* Recorded data
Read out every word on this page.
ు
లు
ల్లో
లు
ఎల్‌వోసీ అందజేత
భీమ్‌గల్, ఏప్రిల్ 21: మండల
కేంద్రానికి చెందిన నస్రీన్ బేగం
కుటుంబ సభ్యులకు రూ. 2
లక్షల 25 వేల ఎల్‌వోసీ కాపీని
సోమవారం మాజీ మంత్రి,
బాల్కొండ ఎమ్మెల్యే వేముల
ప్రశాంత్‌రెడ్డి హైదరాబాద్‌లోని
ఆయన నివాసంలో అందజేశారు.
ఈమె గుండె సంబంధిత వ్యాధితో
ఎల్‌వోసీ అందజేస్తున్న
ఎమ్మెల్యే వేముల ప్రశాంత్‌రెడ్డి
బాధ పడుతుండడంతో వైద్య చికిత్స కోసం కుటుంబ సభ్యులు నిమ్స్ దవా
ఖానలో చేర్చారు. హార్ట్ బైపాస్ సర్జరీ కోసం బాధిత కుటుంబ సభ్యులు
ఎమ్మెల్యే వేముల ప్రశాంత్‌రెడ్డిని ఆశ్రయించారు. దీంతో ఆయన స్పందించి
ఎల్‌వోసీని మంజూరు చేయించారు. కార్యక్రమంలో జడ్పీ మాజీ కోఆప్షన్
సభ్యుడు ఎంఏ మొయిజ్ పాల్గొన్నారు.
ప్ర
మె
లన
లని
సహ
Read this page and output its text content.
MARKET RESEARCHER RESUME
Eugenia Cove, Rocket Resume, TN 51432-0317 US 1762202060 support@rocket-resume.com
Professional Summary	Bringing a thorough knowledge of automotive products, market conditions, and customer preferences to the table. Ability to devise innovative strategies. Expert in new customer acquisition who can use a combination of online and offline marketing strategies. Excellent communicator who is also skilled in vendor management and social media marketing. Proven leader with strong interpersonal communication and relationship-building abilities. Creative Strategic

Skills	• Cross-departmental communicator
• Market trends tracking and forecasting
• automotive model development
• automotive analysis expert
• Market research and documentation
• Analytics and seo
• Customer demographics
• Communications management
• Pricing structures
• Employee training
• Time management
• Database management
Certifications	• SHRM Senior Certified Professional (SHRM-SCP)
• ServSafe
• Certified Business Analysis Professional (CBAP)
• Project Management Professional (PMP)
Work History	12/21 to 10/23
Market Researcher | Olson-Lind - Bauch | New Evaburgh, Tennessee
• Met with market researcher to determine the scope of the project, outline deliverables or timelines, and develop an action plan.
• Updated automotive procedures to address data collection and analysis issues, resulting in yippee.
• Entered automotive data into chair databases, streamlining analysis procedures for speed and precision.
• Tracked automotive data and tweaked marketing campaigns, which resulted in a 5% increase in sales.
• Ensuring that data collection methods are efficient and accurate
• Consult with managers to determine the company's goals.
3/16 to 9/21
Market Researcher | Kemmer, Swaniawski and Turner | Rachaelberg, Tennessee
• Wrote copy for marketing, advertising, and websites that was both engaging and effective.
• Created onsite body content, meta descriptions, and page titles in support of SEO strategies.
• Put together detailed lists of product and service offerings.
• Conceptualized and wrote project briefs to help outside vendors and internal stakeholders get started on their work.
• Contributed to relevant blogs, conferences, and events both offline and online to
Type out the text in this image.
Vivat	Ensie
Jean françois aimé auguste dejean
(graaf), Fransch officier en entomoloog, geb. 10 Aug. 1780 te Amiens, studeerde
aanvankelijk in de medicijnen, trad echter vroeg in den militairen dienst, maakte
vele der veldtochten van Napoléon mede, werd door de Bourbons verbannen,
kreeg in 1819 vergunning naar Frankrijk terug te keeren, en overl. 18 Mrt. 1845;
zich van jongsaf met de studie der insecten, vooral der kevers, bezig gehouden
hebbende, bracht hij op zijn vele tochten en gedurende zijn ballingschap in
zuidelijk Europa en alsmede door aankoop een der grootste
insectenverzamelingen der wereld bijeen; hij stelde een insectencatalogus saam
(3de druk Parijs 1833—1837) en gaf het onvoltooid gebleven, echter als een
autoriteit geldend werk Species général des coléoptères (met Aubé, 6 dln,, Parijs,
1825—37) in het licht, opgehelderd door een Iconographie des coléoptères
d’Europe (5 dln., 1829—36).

* Stated task
Check each line of the records above for the string "offline", and report every line that has it.

* Problem solution
Professional Summary	Bringing a thorough knowledge of automotive products, market conditions, and customer preferences to the table. Ability to devise innovative strategies. Expert in new customer acquisition who can use a combination of online and offline marketing strategies. Excellent communicator who is also skilled in vendor management and social media marketing. Proven leader with strong interpersonal communication and relationship-building abilities. Creative Strategic
• Contributed to relevant blogs, conferences, and events both offline and online to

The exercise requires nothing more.